### Aim
Word for word, transcribe the lines below and drop the pictures.

### Saved entries
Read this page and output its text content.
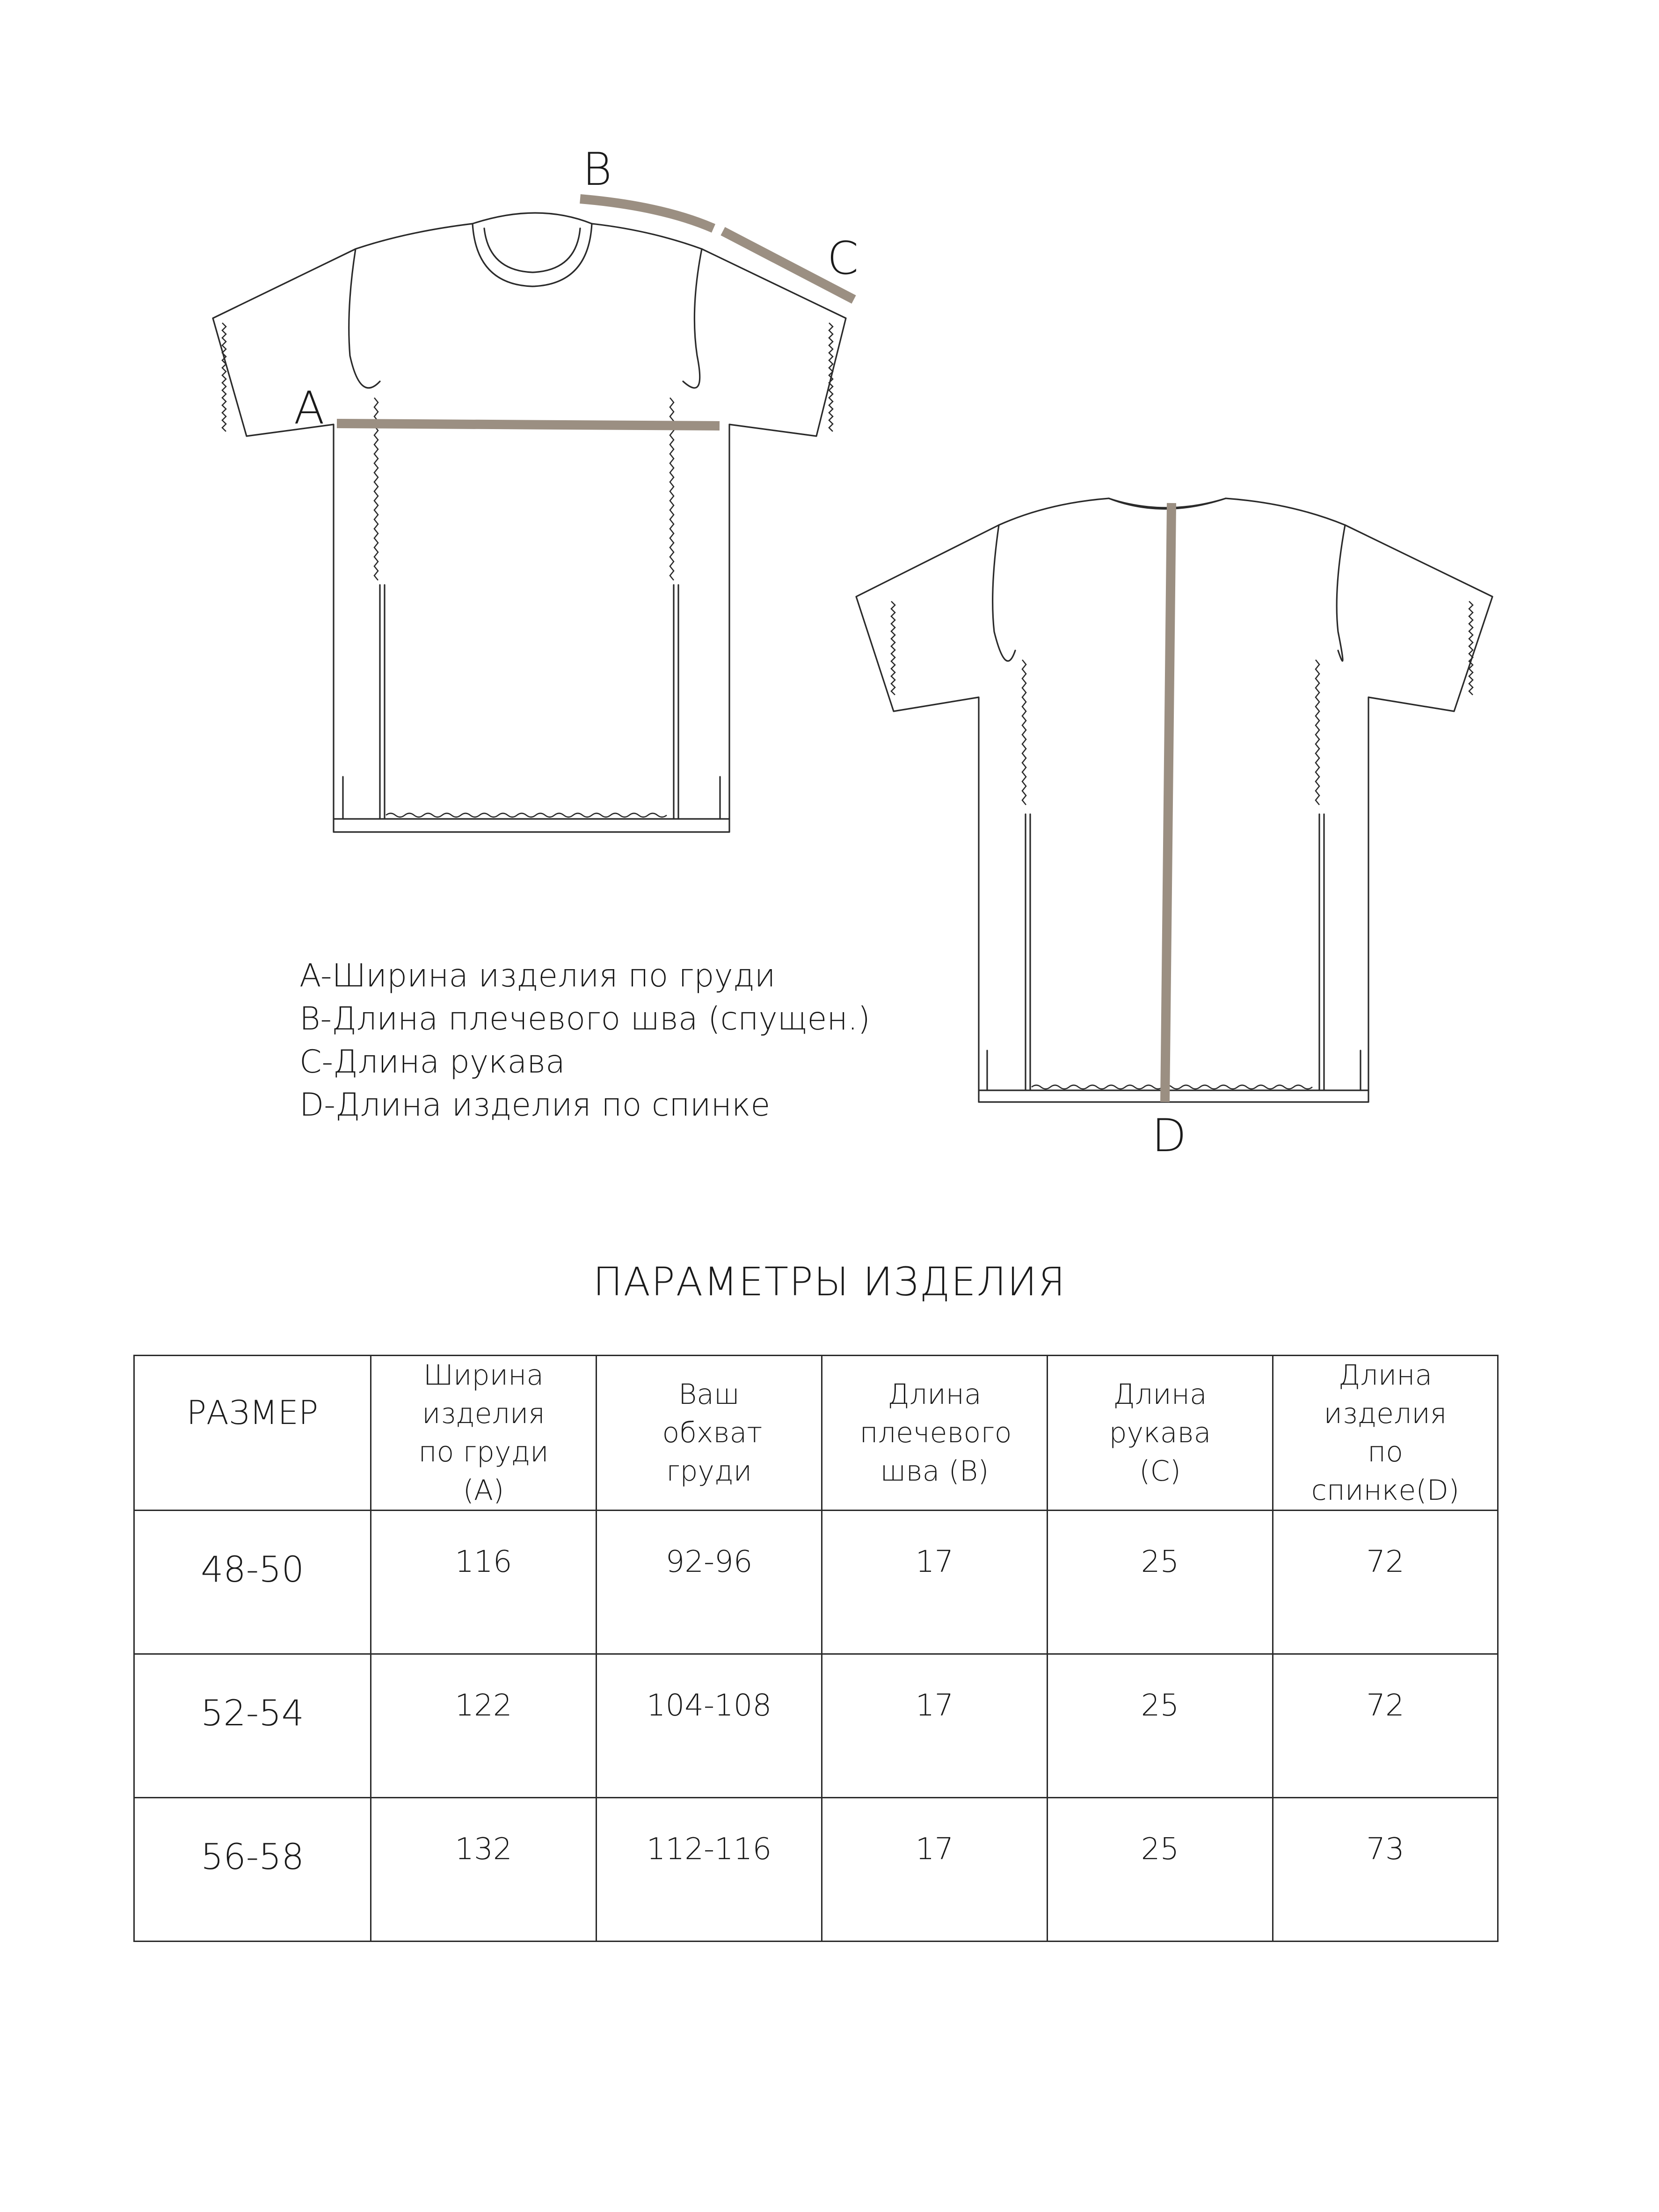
B
C
A
D
A-Ширина изделия по груди
B-Длина плечевого шва (спущен.)
C-Длина рукава
D-Длина изделия по спинке
ПАРАМЕТРЫ ИЗДЕЛИЯ
РАЗМЕР	Ширина изделия по груди (A)	Ваш обхват груди	Длина плечевого шва (B)	Длина рукава (C)	Длина изделия по спинке(D)
48-50	116	92-96	17	25	72
52-54	122	104-108	17	25	72
56-58	132	112-116	17	25	73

### Expected answer
Read this page and output its text content.
B
C
A
D
A-Ширина изделия по груди
B-Длина плечевого шва (спущен.)
C-Длина рукава
D-Длина изделия по спинке
ПАРАМЕТРЫ ИЗДЕЛИЯ
РАЗМЕР	Ширина изделия по груди (A)	Ваш обхват груди	Длина плечевого шва (B)	Длина рукава (C)	Длина изделия по спинке(D)
48-50	116	92-96	17	25	72
52-54	122	104-108	17	25	72
56-58	132	112-116	17	25	73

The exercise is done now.